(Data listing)
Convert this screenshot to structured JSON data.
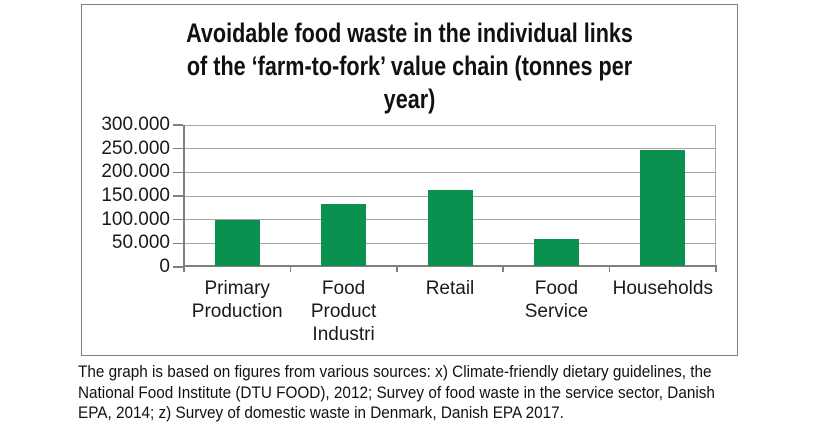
{
  "page": {
    "background": "#ffffff"
  },
  "chart_frame": {
    "border_color": "#808080"
  },
  "chart_data": {
    "type": "bar",
    "title": "Avoidable food waste in the individual links of the ‘farm-to-fork’ value chain (tonnes per year)",
    "title_lines": "Avoidable food waste in the individual links\nof the ‘farm-to-fork’ value chain (tonnes per\nyear)",
    "categories": [
      "Primary Production",
      "Food Product Industri",
      "Retail",
      "Food Service",
      "Households"
    ],
    "category_label_lines": [
      "Primary\nProduction",
      "Food\nProduct\nIndustri",
      "Retail",
      "Food\nService",
      "Households"
    ],
    "values": [
      100000,
      133000,
      163000,
      60000,
      247000
    ],
    "xlabel": "",
    "ylabel": "",
    "unit": "tonnes per year",
    "ylim": [
      0,
      300000
    ],
    "ytick_values": [
      300000,
      250000,
      200000,
      150000,
      100000,
      50000,
      0
    ],
    "ytick_labels": [
      "300.000",
      "250.000",
      "200.000",
      "150.000",
      "100.000",
      "50.000",
      "0"
    ],
    "bar_color": "#0a9150",
    "grid_color": "#a6a6a6",
    "axis_color": "#808080",
    "grid": true,
    "legend": false
  },
  "caption": {
    "text": "The graph is based on figures from various sources: x) Climate-friendly dietary guidelines, the National Food Institute (DTU FOOD), 2012; Survey of food waste in the service sector, Danish EPA, 2014; z) Survey of domestic waste in Denmark, Danish EPA 2017.",
    "lines": "The graph is based on figures from various sources: x) Climate-friendly dietary guidelines, the\nNational Food Institute (DTU FOOD), 2012; Survey of food waste in the service sector, Danish\nEPA, 2014; z) Survey of domestic waste in Denmark, Danish EPA 2017."
  }
}
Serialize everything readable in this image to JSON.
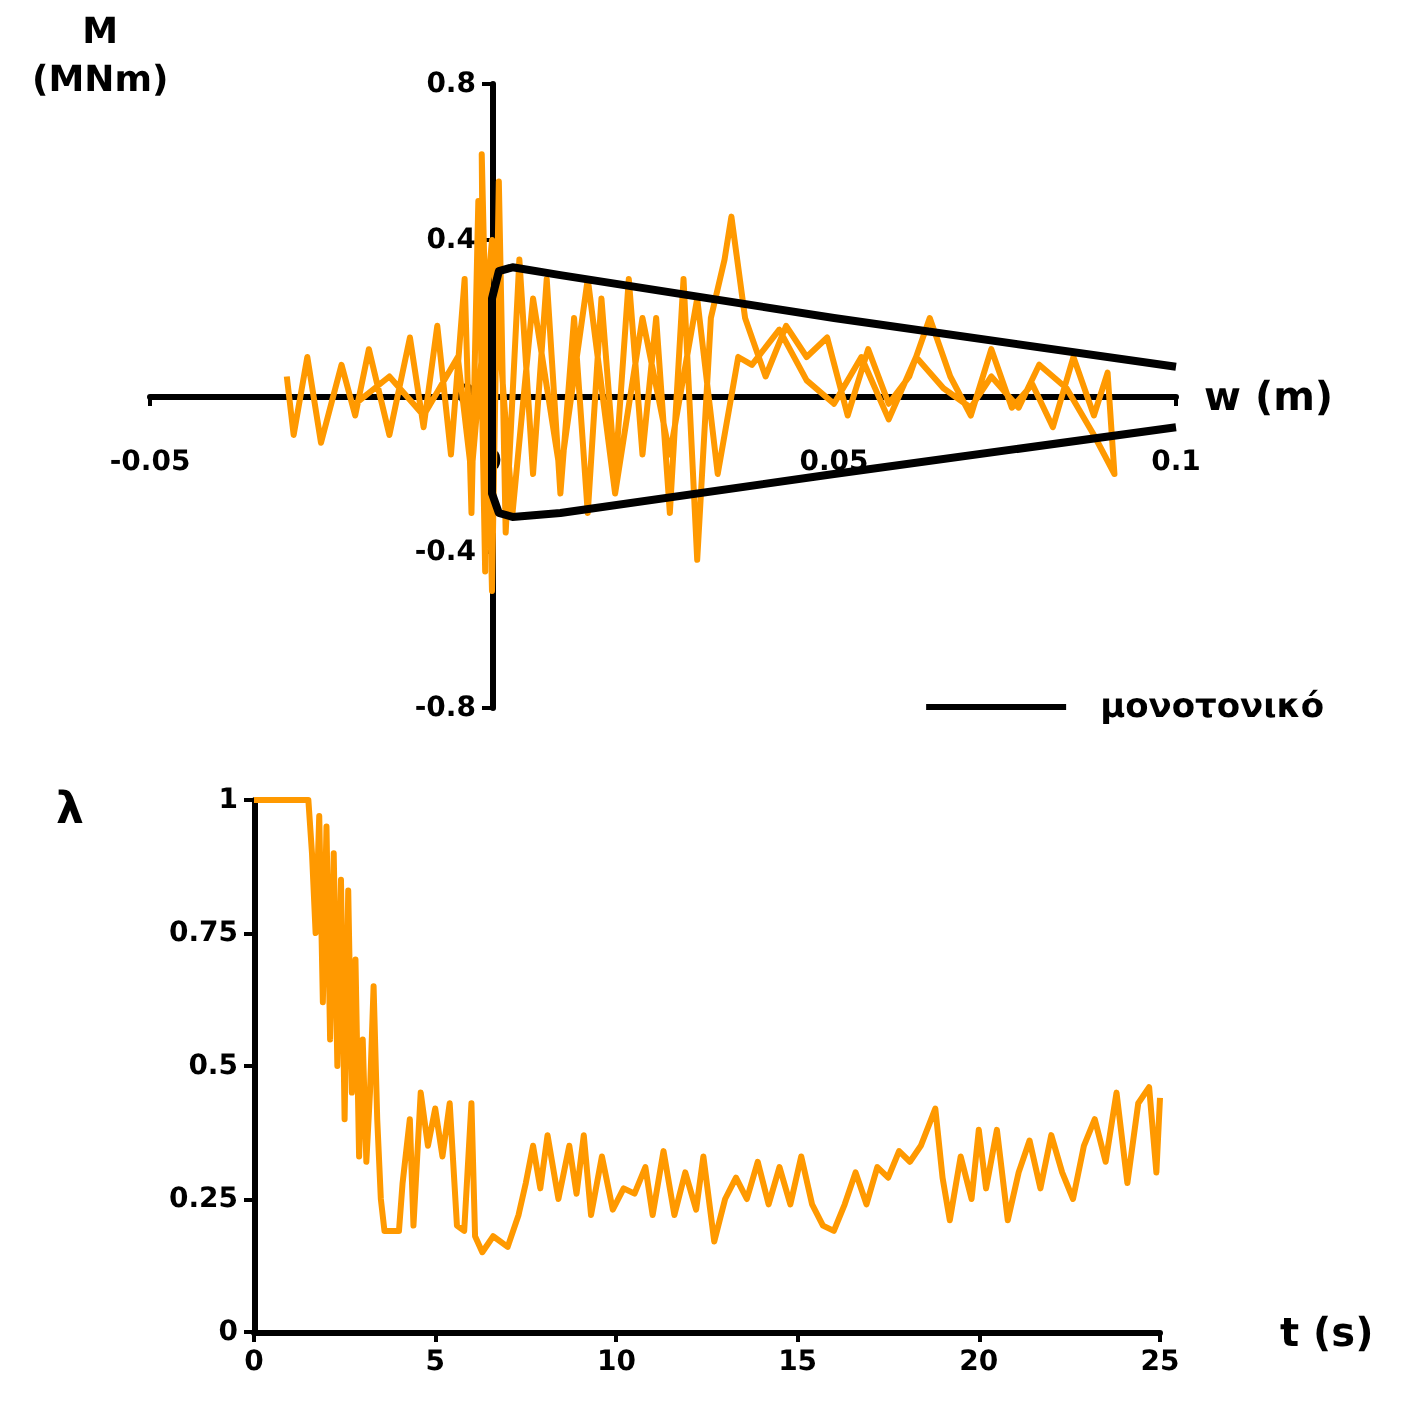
{
  "chart_data": [
    {
      "type": "line",
      "xlabel": "w (m)",
      "ylabel": "M (MNm)",
      "xlim": [
        -0.05,
        0.1
      ],
      "xticks": [
        -0.05,
        0,
        0.05,
        0.1
      ],
      "ylim": [
        -0.8,
        0.8
      ],
      "yticks": [
        -0.8,
        -0.4,
        0,
        0.4,
        0.8
      ],
      "grid": false,
      "legend": "bottom right",
      "series": [
        {
          "color": "#ff9900",
          "x": [
            -0.03,
            -0.029,
            -0.027,
            -0.025,
            -0.022,
            -0.02,
            -0.018,
            -0.015,
            -0.012,
            -0.01,
            -0.008,
            -0.006,
            -0.004,
            -0.003,
            -0.002,
            -0.001,
            -0.0015,
            0.0,
            0.001,
            0.002,
            0.004,
            0.006,
            0.008,
            0.01,
            0.012,
            0.014,
            0.016,
            0.018,
            0.02,
            0.022,
            0.024,
            0.026,
            0.028,
            0.03,
            0.032,
            0.034,
            0.035,
            0.037,
            0.04,
            0.043,
            0.046,
            0.049,
            0.052,
            0.055,
            0.058,
            0.061,
            0.064,
            0.067,
            0.07,
            0.073,
            0.076,
            0.079,
            0.082,
            0.085,
            0.088,
            0.09,
            0.091,
            0.088,
            0.084,
            0.08,
            0.077,
            0.073,
            0.07,
            0.066,
            0.062,
            0.058,
            0.054,
            0.05,
            0.046,
            0.042,
            0.038,
            0.036,
            0.033,
            0.03,
            0.026,
            0.022,
            0.018,
            0.014,
            0.01,
            0.006,
            0.003,
            0.0,
            -0.003,
            -0.005,
            -0.01,
            -0.015,
            -0.02
          ],
          "values": [
            0.05,
            -0.1,
            0.1,
            -0.12,
            0.08,
            -0.05,
            0.12,
            -0.1,
            0.15,
            -0.08,
            0.18,
            -0.15,
            0.3,
            -0.3,
            0.5,
            -0.45,
            0.62,
            -0.5,
            0.55,
            -0.35,
            0.35,
            -0.2,
            0.3,
            -0.25,
            0.2,
            -0.3,
            0.25,
            -0.2,
            0.3,
            -0.15,
            0.2,
            -0.3,
            0.3,
            -0.42,
            0.2,
            0.35,
            0.46,
            0.2,
            0.05,
            0.18,
            0.1,
            0.15,
            -0.05,
            0.12,
            -0.02,
            0.05,
            0.2,
            0.05,
            -0.05,
            0.12,
            -0.03,
            0.03,
            -0.08,
            0.1,
            -0.05,
            0.06,
            -0.2,
            -0.1,
            0.02,
            0.08,
            -0.03,
            0.05,
            -0.03,
            0.02,
            0.1,
            -0.06,
            0.1,
            -0.02,
            0.04,
            0.17,
            0.08,
            0.1,
            -0.2,
            0.25,
            -0.15,
            0.2,
            -0.25,
            0.3,
            -0.2,
            0.25,
            -0.3,
            0.4,
            -0.2,
            0.1,
            -0.05,
            0.05,
            -0.02
          ]
        },
        {
          "name": "μονοτονικό",
          "color": "#000000",
          "x": [
            0.1,
            0.05,
            0.01,
            0.003,
            0.001,
            0.0,
            0.0,
            0.001,
            0.003,
            0.01,
            0.05,
            0.1
          ],
          "values": [
            0.075,
            0.2,
            0.31,
            0.33,
            0.32,
            0.25,
            -0.25,
            -0.3,
            -0.31,
            -0.3,
            -0.2,
            -0.08
          ]
        }
      ]
    },
    {
      "type": "line",
      "xlabel": "t (s)",
      "ylabel": "λ",
      "xlim": [
        0,
        25
      ],
      "xticks": [
        0,
        5,
        10,
        15,
        20,
        25
      ],
      "ylim": [
        0,
        1
      ],
      "yticks": [
        0,
        0.25,
        0.5,
        0.75,
        1
      ],
      "grid": false,
      "series": [
        {
          "color": "#ff9900",
          "x": [
            0,
            1.5,
            1.6,
            1.7,
            1.8,
            1.9,
            2.0,
            2.1,
            2.2,
            2.3,
            2.4,
            2.5,
            2.6,
            2.7,
            2.8,
            2.9,
            3.0,
            3.1,
            3.2,
            3.3,
            3.4,
            3.5,
            3.6,
            4.0,
            4.1,
            4.3,
            4.4,
            4.6,
            4.8,
            5.0,
            5.2,
            5.4,
            5.6,
            5.8,
            6.0,
            6.1,
            6.3,
            6.6,
            7.0,
            7.3,
            7.5,
            7.7,
            7.9,
            8.1,
            8.4,
            8.7,
            8.9,
            9.1,
            9.3,
            9.6,
            9.9,
            10.2,
            10.5,
            10.8,
            11.0,
            11.3,
            11.6,
            11.9,
            12.2,
            12.4,
            12.7,
            13.0,
            13.3,
            13.6,
            13.9,
            14.2,
            14.5,
            14.8,
            15.1,
            15.4,
            15.7,
            16.0,
            16.3,
            16.6,
            16.9,
            17.2,
            17.5,
            17.8,
            18.1,
            18.4,
            18.8,
            19.0,
            19.2,
            19.5,
            19.8,
            20.0,
            20.2,
            20.5,
            20.8,
            21.1,
            21.4,
            21.7,
            22.0,
            22.3,
            22.6,
            22.9,
            23.2,
            23.5,
            23.8,
            24.1,
            24.4,
            24.7,
            24.9,
            25
          ],
          "values": [
            1,
            1,
            0.9,
            0.75,
            0.97,
            0.62,
            0.95,
            0.55,
            0.9,
            0.5,
            0.85,
            0.4,
            0.83,
            0.45,
            0.7,
            0.33,
            0.55,
            0.32,
            0.45,
            0.65,
            0.4,
            0.25,
            0.19,
            0.19,
            0.28,
            0.4,
            0.2,
            0.45,
            0.35,
            0.42,
            0.33,
            0.43,
            0.2,
            0.19,
            0.43,
            0.18,
            0.15,
            0.18,
            0.16,
            0.22,
            0.28,
            0.35,
            0.27,
            0.37,
            0.25,
            0.35,
            0.26,
            0.37,
            0.22,
            0.33,
            0.23,
            0.27,
            0.26,
            0.31,
            0.22,
            0.34,
            0.22,
            0.3,
            0.23,
            0.33,
            0.17,
            0.25,
            0.29,
            0.25,
            0.32,
            0.24,
            0.31,
            0.24,
            0.33,
            0.24,
            0.2,
            0.19,
            0.24,
            0.3,
            0.24,
            0.31,
            0.29,
            0.34,
            0.32,
            0.35,
            0.42,
            0.29,
            0.21,
            0.33,
            0.25,
            0.38,
            0.27,
            0.38,
            0.21,
            0.3,
            0.36,
            0.27,
            0.37,
            0.3,
            0.25,
            0.35,
            0.4,
            0.32,
            0.45,
            0.28,
            0.43,
            0.46,
            0.3,
            0.44
          ]
        }
      ]
    }
  ]
}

- **What to do**
Using the listing above, return all lines where the word "links" occurs.

- **Task response**
    "title": "Avoidable food waste in the individual links of the ‘farm-to-fork’ value chain (tonnes per year)",
    "title_lines": "Avoidable food waste in the individual links\nof the ‘farm-to-fork’ value chain (tonnes per\nyear)",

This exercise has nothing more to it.